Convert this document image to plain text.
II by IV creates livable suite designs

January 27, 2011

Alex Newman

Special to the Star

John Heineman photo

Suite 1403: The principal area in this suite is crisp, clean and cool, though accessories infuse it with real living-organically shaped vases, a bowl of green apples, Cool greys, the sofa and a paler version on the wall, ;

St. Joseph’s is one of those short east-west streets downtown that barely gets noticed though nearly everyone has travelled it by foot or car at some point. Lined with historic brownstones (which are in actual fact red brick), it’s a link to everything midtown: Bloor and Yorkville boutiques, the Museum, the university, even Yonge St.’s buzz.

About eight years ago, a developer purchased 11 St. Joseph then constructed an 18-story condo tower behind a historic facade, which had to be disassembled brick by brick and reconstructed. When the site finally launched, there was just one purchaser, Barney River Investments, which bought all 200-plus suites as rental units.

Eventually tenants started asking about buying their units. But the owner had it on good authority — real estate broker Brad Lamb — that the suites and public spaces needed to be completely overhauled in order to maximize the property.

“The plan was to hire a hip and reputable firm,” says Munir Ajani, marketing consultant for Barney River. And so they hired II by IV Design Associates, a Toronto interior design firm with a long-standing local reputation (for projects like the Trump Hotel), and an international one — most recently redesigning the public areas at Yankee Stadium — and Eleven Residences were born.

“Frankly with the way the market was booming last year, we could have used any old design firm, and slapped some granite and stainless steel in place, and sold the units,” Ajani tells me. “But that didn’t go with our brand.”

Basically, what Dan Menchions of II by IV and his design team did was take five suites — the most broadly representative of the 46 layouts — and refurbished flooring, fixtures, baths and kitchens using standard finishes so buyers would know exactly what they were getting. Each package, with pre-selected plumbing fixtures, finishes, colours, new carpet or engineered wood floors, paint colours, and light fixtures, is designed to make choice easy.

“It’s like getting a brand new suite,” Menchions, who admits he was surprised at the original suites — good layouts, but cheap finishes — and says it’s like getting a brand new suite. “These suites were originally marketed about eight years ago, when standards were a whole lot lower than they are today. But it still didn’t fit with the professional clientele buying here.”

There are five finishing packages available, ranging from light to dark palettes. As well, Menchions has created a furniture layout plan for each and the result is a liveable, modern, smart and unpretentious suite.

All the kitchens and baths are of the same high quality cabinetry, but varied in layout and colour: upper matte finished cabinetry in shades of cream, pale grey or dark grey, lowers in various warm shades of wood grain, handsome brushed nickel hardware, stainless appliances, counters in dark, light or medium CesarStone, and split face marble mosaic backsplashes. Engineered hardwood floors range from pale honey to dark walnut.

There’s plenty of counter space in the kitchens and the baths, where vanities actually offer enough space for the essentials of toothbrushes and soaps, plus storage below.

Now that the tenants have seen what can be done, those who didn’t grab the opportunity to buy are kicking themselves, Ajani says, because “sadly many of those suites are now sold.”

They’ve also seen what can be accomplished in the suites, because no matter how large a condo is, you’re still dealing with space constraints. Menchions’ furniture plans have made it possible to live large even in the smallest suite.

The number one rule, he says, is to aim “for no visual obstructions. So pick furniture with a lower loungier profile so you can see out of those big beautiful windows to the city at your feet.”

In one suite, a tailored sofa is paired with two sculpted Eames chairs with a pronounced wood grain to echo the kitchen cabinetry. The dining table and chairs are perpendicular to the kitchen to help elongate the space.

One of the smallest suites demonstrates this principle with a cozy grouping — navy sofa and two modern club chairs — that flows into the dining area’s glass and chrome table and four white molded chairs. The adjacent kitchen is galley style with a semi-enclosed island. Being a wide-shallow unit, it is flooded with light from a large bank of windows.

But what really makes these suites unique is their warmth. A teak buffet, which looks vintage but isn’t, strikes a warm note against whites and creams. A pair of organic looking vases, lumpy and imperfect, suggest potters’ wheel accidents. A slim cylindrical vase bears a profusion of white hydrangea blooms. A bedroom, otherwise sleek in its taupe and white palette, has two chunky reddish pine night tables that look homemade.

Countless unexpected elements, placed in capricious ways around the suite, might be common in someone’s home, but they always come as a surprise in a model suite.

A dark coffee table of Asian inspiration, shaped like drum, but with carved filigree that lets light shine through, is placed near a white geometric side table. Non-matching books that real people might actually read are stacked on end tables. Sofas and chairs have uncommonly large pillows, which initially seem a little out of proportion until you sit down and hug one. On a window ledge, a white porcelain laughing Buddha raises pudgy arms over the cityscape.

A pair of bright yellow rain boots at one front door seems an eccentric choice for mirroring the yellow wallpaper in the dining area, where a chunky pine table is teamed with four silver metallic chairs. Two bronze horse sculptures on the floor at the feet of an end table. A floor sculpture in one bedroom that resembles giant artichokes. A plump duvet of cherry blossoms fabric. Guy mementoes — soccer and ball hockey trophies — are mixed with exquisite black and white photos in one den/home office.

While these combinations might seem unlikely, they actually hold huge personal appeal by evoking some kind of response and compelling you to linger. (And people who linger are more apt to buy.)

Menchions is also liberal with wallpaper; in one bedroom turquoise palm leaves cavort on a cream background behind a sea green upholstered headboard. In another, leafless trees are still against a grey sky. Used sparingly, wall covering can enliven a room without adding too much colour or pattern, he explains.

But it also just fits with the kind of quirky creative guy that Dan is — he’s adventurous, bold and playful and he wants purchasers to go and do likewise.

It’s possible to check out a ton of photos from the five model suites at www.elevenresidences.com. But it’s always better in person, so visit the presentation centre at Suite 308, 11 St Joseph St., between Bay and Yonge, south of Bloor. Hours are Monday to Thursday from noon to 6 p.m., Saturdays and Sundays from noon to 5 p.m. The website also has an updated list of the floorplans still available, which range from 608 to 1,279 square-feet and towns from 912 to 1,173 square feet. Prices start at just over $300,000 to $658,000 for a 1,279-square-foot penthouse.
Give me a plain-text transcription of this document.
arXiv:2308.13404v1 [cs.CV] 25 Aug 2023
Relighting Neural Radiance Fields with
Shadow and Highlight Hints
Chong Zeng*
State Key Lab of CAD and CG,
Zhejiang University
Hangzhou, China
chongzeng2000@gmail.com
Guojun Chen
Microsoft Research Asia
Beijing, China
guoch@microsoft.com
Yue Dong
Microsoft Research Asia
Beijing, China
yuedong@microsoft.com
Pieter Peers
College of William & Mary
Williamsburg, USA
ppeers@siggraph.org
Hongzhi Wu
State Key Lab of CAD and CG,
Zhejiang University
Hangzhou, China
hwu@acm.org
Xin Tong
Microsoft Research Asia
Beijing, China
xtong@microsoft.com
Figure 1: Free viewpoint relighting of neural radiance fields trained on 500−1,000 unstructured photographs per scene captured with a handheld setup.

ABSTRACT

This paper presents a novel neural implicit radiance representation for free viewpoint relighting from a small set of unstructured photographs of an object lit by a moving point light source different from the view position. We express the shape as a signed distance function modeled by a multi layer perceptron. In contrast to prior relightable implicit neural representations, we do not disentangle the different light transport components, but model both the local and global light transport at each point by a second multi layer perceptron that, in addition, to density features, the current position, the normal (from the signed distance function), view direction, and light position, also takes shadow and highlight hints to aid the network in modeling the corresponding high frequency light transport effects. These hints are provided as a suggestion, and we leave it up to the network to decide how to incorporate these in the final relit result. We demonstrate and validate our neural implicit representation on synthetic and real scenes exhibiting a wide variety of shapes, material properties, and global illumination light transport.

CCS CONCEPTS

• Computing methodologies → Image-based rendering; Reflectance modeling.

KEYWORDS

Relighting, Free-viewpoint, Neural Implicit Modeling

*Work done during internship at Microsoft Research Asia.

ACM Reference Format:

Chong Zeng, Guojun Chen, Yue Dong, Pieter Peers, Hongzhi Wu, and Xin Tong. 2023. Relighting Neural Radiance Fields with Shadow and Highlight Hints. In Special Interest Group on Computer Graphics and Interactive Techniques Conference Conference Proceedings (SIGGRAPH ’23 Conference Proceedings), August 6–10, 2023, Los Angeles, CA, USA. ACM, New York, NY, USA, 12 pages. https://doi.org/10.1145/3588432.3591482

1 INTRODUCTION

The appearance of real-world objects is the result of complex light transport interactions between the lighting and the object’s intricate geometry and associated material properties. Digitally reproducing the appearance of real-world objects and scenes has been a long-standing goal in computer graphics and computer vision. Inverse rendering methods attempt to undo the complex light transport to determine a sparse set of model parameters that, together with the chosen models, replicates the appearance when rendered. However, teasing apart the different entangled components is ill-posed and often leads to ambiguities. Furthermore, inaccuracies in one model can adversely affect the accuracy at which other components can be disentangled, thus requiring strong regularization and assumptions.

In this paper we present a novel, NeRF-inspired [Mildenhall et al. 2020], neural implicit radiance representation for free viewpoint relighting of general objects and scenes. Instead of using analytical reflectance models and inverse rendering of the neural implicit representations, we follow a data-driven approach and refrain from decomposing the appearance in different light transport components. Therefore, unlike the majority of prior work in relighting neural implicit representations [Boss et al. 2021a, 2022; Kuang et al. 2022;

· · · ·

### EXERCISE OBJECTIVE:
Using the listing above, list every line in which the string "actually" occurs.

### REPLY TO THE TASK:
There’s plenty of counter space in the kitchens and the baths, where vanities actually offer enough space for the essentials of toothbrushes and soaps, plus storage below.
A dark coffee table of Asian inspiration, shaped like drum, but with carved filigree that lets light shine through, is placed near a white geometric side table. Non-matching books that real people might actually read are stacked on end tables. Sofas and chairs have uncommonly large pillows, which initially seem a little out of proportion until you sit down and hug one. On a window ledge, a white porcelain laughing Buddha raises pudgy arms over the cityscape.
While these combinations might seem unlikely, they actually hold huge personal appeal by evoking some kind of response and compelling you to linger. (And people who linger are more apt to buy.)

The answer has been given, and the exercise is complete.